### REQUIREMENTS
Emit the data below verbatim, stripping out any pictures.

### AVAILABLE DATA
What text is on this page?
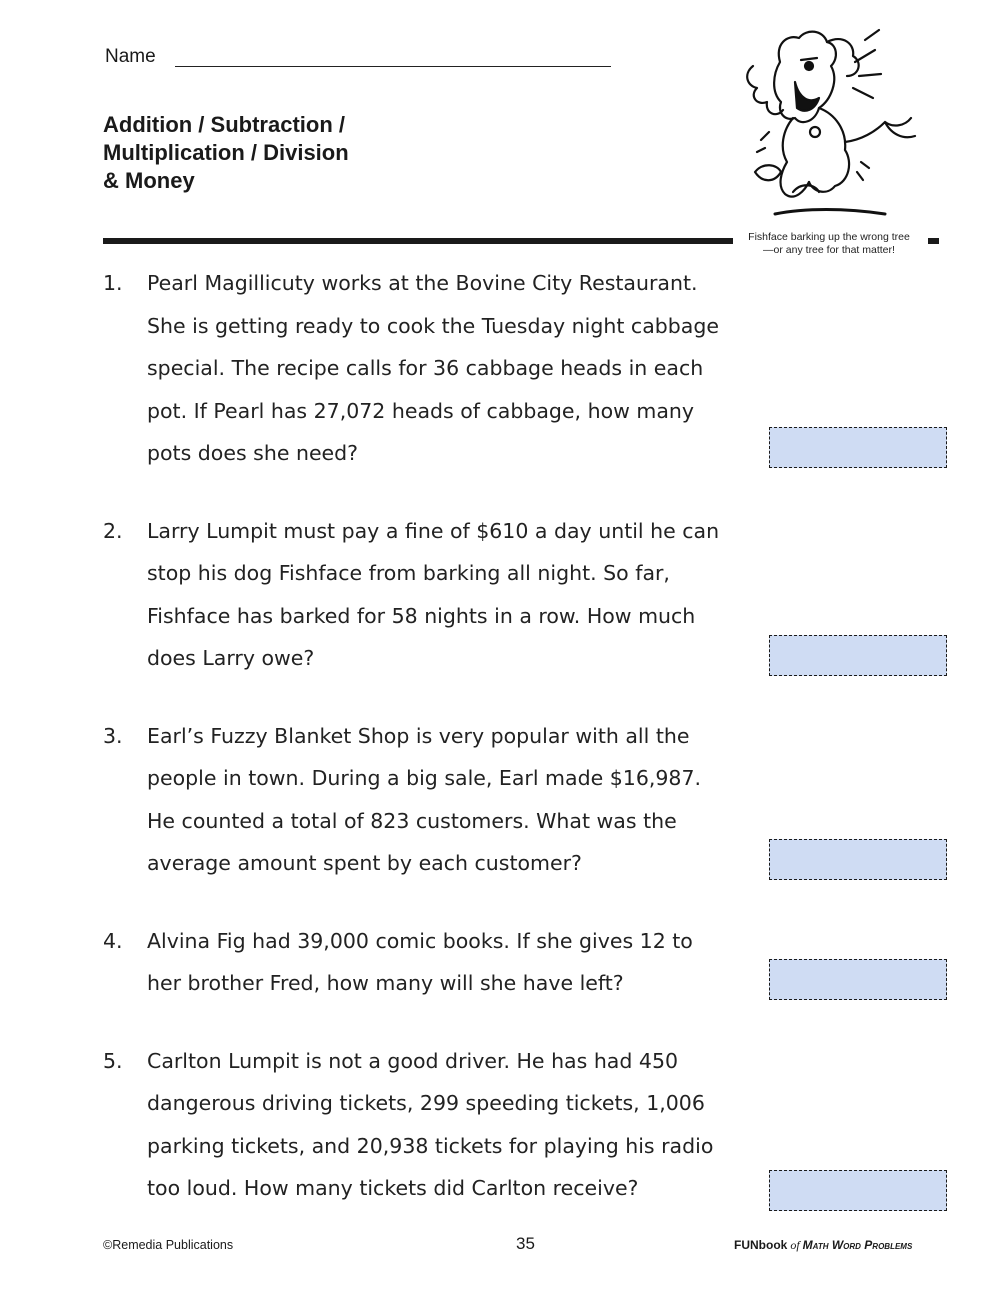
Name
Addition / Subtraction /
Multiplication / Division
& Money
Fishface barking up the wrong tree
—or any tree for that matter!
1.	Pearl Magillicuty works at the Bovine City Restaurant.
She is getting ready to cook the Tuesday night cabbage
special. The recipe calls for 36 cabbage heads in each
pot. If Pearl has 27,072 heads of cabbage, how many
pots does she need?
2.	Larry Lumpit must pay a fine of $610 a day until he can
stop his dog Fishface from barking all night. So far,
Fishface has barked for 58 nights in a row. How much
does Larry owe?
3.	Earl’s Fuzzy Blanket Shop is very popular with all the
people in town. During a big sale, Earl made $16,987.
He counted a total of 823 customers. What was the
average amount spent by each customer?
4.	Alvina Fig had 39,000 comic books. If she gives 12 to
her brother Fred, how many will she have left?
5.	Carlton Lumpit is not a good driver. He has had 450
dangerous driving tickets, 299 speeding tickets, 1,006
parking tickets, and 20,938 tickets for playing his radio
too loud. How many tickets did Carlton receive?
©Remedia Publications	35	FUNbook of Math Word Problems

### OUTPUT OF THE TASK
What text is on this page?
Name
Addition / Subtraction /
Multiplication / Division
& Money
Fishface barking up the wrong tree
—or any tree for that matter!
1.	Pearl Magillicuty works at the Bovine City Restaurant.
She is getting ready to cook the Tuesday night cabbage
special. The recipe calls for 36 cabbage heads in each
pot. If Pearl has 27,072 heads of cabbage, how many
pots does she need?
2.	Larry Lumpit must pay a fine of $610 a day until he can
stop his dog Fishface from barking all night. So far,
Fishface has barked for 58 nights in a row. How much
does Larry owe?
3.	Earl’s Fuzzy Blanket Shop is very popular with all the
people in town. During a big sale, Earl made $16,987.
He counted a total of 823 customers. What was the
average amount spent by each customer?
4.	Alvina Fig had 39,000 comic books. If she gives 12 to
her brother Fred, how many will she have left?
5.	Carlton Lumpit is not a good driver. He has had 450
dangerous driving tickets, 299 speeding tickets, 1,006
parking tickets, and 20,938 tickets for playing his radio
too loud. How many tickets did Carlton receive?
©Remedia Publications	35	FUNbook of Math Word Problems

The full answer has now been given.